== Records shown ==

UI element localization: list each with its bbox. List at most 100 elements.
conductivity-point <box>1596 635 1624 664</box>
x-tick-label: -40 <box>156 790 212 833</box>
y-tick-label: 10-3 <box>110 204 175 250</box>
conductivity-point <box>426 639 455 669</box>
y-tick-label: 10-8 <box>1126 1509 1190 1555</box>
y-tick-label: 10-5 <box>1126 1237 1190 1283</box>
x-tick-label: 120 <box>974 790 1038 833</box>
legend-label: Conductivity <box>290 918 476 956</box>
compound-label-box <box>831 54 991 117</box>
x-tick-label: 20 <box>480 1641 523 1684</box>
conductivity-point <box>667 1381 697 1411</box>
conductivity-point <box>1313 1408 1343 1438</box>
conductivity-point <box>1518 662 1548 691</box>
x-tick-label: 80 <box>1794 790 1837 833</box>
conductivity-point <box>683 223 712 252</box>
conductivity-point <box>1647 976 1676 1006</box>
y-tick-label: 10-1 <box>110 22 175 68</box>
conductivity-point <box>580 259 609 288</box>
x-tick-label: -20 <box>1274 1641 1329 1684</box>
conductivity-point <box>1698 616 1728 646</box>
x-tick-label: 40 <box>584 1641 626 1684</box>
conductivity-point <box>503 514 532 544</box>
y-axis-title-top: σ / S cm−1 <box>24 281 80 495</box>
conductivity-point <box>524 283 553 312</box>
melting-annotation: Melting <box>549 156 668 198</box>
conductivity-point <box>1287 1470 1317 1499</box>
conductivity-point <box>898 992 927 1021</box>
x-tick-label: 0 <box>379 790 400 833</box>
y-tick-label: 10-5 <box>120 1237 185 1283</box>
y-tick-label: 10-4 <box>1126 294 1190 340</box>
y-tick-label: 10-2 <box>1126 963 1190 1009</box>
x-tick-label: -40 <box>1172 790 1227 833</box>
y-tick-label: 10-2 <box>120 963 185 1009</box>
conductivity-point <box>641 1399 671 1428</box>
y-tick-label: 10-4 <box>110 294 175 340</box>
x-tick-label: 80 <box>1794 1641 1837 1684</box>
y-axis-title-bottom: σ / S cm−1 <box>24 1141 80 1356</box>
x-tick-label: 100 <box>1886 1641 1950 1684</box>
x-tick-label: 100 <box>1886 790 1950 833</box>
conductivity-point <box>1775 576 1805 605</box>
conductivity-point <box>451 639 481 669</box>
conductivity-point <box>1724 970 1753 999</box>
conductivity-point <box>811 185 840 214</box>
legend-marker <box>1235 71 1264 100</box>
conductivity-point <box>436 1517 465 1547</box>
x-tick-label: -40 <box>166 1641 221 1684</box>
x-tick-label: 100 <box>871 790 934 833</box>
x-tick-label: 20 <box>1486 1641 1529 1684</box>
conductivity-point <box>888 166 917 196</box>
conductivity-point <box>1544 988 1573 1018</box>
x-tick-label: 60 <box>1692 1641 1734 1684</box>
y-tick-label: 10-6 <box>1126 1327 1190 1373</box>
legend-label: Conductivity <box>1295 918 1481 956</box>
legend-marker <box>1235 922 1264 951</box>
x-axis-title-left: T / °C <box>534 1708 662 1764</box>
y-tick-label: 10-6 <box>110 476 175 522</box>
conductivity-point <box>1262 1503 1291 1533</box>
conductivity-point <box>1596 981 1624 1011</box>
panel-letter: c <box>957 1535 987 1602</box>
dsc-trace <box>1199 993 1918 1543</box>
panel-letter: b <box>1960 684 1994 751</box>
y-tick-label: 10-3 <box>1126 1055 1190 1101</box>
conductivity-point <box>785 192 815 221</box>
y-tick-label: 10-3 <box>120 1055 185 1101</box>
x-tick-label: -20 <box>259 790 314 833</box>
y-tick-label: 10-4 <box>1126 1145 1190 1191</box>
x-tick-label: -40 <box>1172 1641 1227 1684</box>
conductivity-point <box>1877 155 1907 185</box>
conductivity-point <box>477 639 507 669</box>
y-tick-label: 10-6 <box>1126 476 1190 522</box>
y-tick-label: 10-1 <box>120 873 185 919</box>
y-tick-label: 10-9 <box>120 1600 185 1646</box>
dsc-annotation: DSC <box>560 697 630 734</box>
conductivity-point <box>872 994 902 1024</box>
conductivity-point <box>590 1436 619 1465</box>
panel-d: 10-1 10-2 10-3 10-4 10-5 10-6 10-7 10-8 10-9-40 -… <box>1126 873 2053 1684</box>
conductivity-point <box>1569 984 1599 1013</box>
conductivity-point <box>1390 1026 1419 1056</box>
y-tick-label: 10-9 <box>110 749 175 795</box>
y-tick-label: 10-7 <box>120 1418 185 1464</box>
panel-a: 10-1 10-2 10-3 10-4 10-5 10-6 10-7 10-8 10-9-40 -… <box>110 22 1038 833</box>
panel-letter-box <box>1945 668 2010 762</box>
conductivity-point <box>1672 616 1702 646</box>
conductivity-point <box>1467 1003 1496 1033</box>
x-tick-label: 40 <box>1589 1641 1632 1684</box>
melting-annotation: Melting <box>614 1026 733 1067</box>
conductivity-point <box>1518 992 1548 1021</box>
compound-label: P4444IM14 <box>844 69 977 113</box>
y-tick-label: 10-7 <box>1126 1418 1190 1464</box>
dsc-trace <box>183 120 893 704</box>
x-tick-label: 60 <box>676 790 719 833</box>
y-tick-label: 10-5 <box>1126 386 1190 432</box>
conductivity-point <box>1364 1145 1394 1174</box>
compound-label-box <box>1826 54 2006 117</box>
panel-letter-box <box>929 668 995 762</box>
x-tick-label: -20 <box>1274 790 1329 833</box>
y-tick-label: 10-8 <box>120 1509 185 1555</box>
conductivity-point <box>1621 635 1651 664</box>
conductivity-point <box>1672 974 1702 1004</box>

===

#### What is asked
Rewrite every line of the records above as a numbered list, skipping any blank lines.

#### Worked solution
1. UI element localization: list each with its bbox. List at most 100 elements.
2. conductivity-point <box>1596 635 1624 664</box>
3. x-tick-label: -40 <box>156 790 212 833</box>
4. y-tick-label: 10-3 <box>110 204 175 250</box>
5. conductivity-point <box>426 639 455 669</box>
6. y-tick-label: 10-8 <box>1126 1509 1190 1555</box>
7. y-tick-label: 10-5 <box>1126 1237 1190 1283</box>
8. x-tick-label: 120 <box>974 790 1038 833</box>
9. legend-label: Conductivity <box>290 918 476 956</box>
10. compound-label-box <box>831 54 991 117</box>
11. x-tick-label: 20 <box>480 1641 523 1684</box>
12. conductivity-point <box>667 1381 697 1411</box>
13. conductivity-point <box>1313 1408 1343 1438</box>
14. conductivity-point <box>1518 662 1548 691</box>
15. x-tick-label: 80 <box>1794 790 1837 833</box>
16. conductivity-point <box>683 223 712 252</box>
17. conductivity-point <box>1647 976 1676 1006</box>
18. y-tick-label: 10-1 <box>110 22 175 68</box>
19. conductivity-point <box>580 259 609 288</box>
20. x-tick-label: -20 <box>1274 1641 1329 1684</box>
21. conductivity-point <box>1698 616 1728 646</box>
22. x-tick-label: 40 <box>584 1641 626 1684</box>
23. conductivity-point <box>503 514 532 544</box>
24. y-axis-title-top: σ / S cm−1 <box>24 281 80 495</box>
25. conductivity-point <box>524 283 553 312</box>
26. melting-annotation: Melting <box>549 156 668 198</box>
27. conductivity-point <box>1287 1470 1317 1499</box>
28. conductivity-point <box>898 992 927 1021</box>
29. x-tick-label: 0 <box>379 790 400 833</box>
30. y-tick-label: 10-5 <box>120 1237 185 1283</box>
31. y-tick-label: 10-4 <box>1126 294 1190 340</box>
32. y-tick-label: 10-2 <box>1126 963 1190 1009</box>
33. x-tick-label: -40 <box>1172 790 1227 833</box>
34. y-tick-label: 10-2 <box>120 963 185 1009</box>
35. conductivity-point <box>641 1399 671 1428</box>
36. y-tick-label: 10-4 <box>110 294 175 340</box>
37. x-tick-label: 80 <box>1794 1641 1837 1684</box>
38. y-axis-title-bottom: σ / S cm−1 <box>24 1141 80 1356</box>
39. x-tick-label: 100 <box>1886 1641 1950 1684</box>
40. x-tick-label: 100 <box>1886 790 1950 833</box>
41. conductivity-point <box>1775 576 1805 605</box>
42. conductivity-point <box>451 639 481 669</box>
43. conductivity-point <box>1724 970 1753 999</box>
44. conductivity-point <box>811 185 840 214</box>
45. legend-marker <box>1235 71 1264 100</box>
46. conductivity-point <box>436 1517 465 1547</box>
47. x-tick-label: -40 <box>166 1641 221 1684</box>
48. x-tick-label: 100 <box>871 790 934 833</box>
49. x-tick-label: 20 <box>1486 1641 1529 1684</box>
50. conductivity-point <box>888 166 917 196</box>
51. conductivity-point <box>1544 988 1573 1018</box>
52. x-tick-label: 60 <box>1692 1641 1734 1684</box>
53. y-tick-label: 10-6 <box>1126 1327 1190 1373</box>
54. legend-label: Conductivity <box>1295 918 1481 956</box>
55. legend-marker <box>1235 922 1264 951</box>
56. x-axis-title-left: T / °C <box>534 1708 662 1764</box>
57. y-tick-label: 10-6 <box>110 476 175 522</box>
58. conductivity-point <box>1262 1503 1291 1533</box>
59. conductivity-point <box>1596 981 1624 1011</box>
60. panel-letter: c <box>957 1535 987 1602</box>
61. dsc-trace <box>1199 993 1918 1543</box>
62. panel-letter: b <box>1960 684 1994 751</box>
63. y-tick-label: 10-3 <box>1126 1055 1190 1101</box>
64. conductivity-point <box>785 192 815 221</box>
65. y-tick-label: 10-3 <box>120 1055 185 1101</box>
66. x-tick-label: -20 <box>259 790 314 833</box>
67. y-tick-label: 10-4 <box>1126 1145 1190 1191</box>
68. x-tick-label: -40 <box>1172 1641 1227 1684</box>
69. conductivity-point <box>1877 155 1907 185</box>
70. conductivity-point <box>477 639 507 669</box>
71. y-tick-label: 10-6 <box>1126 476 1190 522</box>
72. y-tick-label: 10-1 <box>120 873 185 919</box>
73. y-tick-label: 10-9 <box>120 1600 185 1646</box>
74. dsc-annotation: DSC <box>560 697 630 734</box>
75. conductivity-point <box>872 994 902 1024</box>
76. conductivity-point <box>590 1436 619 1465</box>
77. panel-d: 10-1 10-2 10-3 10-4 10-5 10-6 10-7 10-8 10-9-40 -… <box>1126 873 2053 1684</box>
78. conductivity-point <box>1569 984 1599 1013</box>
79. conductivity-point <box>1390 1026 1419 1056</box>
80. y-tick-label: 10-9 <box>110 749 175 795</box>
81. y-tick-label: 10-7 <box>120 1418 185 1464</box>
82. panel-a: 10-1 10-2 10-3 10-4 10-5 10-6 10-7 10-8 10-9-40 -… <box>110 22 1038 833</box>
83. panel-letter-box <box>1945 668 2010 762</box>
84. conductivity-point <box>1672 616 1702 646</box>
85. conductivity-point <box>1467 1003 1496 1033</box>
86. x-tick-label: 40 <box>1589 1641 1632 1684</box>
87. melting-annotation: Melting <box>614 1026 733 1067</box>
88. conductivity-point <box>1518 992 1548 1021</box>
89. compound-label: P4444IM14 <box>844 69 977 113</box>
90. y-tick-label: 10-7 <box>1126 1418 1190 1464</box>
91. dsc-trace <box>183 120 893 704</box>
92. x-tick-label: 60 <box>676 790 719 833</box>
93. y-tick-label: 10-5 <box>1126 386 1190 432</box>
94. conductivity-point <box>1364 1145 1394 1174</box>
95. compound-label-box <box>1826 54 2006 117</box>
96. panel-letter-box <box>929 668 995 762</box>
97. x-tick-label: -20 <box>1274 790 1329 833</box>
98. y-tick-label: 10-8 <box>120 1509 185 1555</box>
99. conductivity-point <box>1621 635 1651 664</box>
100. conductivity-point <box>1672 974 1702 1004</box>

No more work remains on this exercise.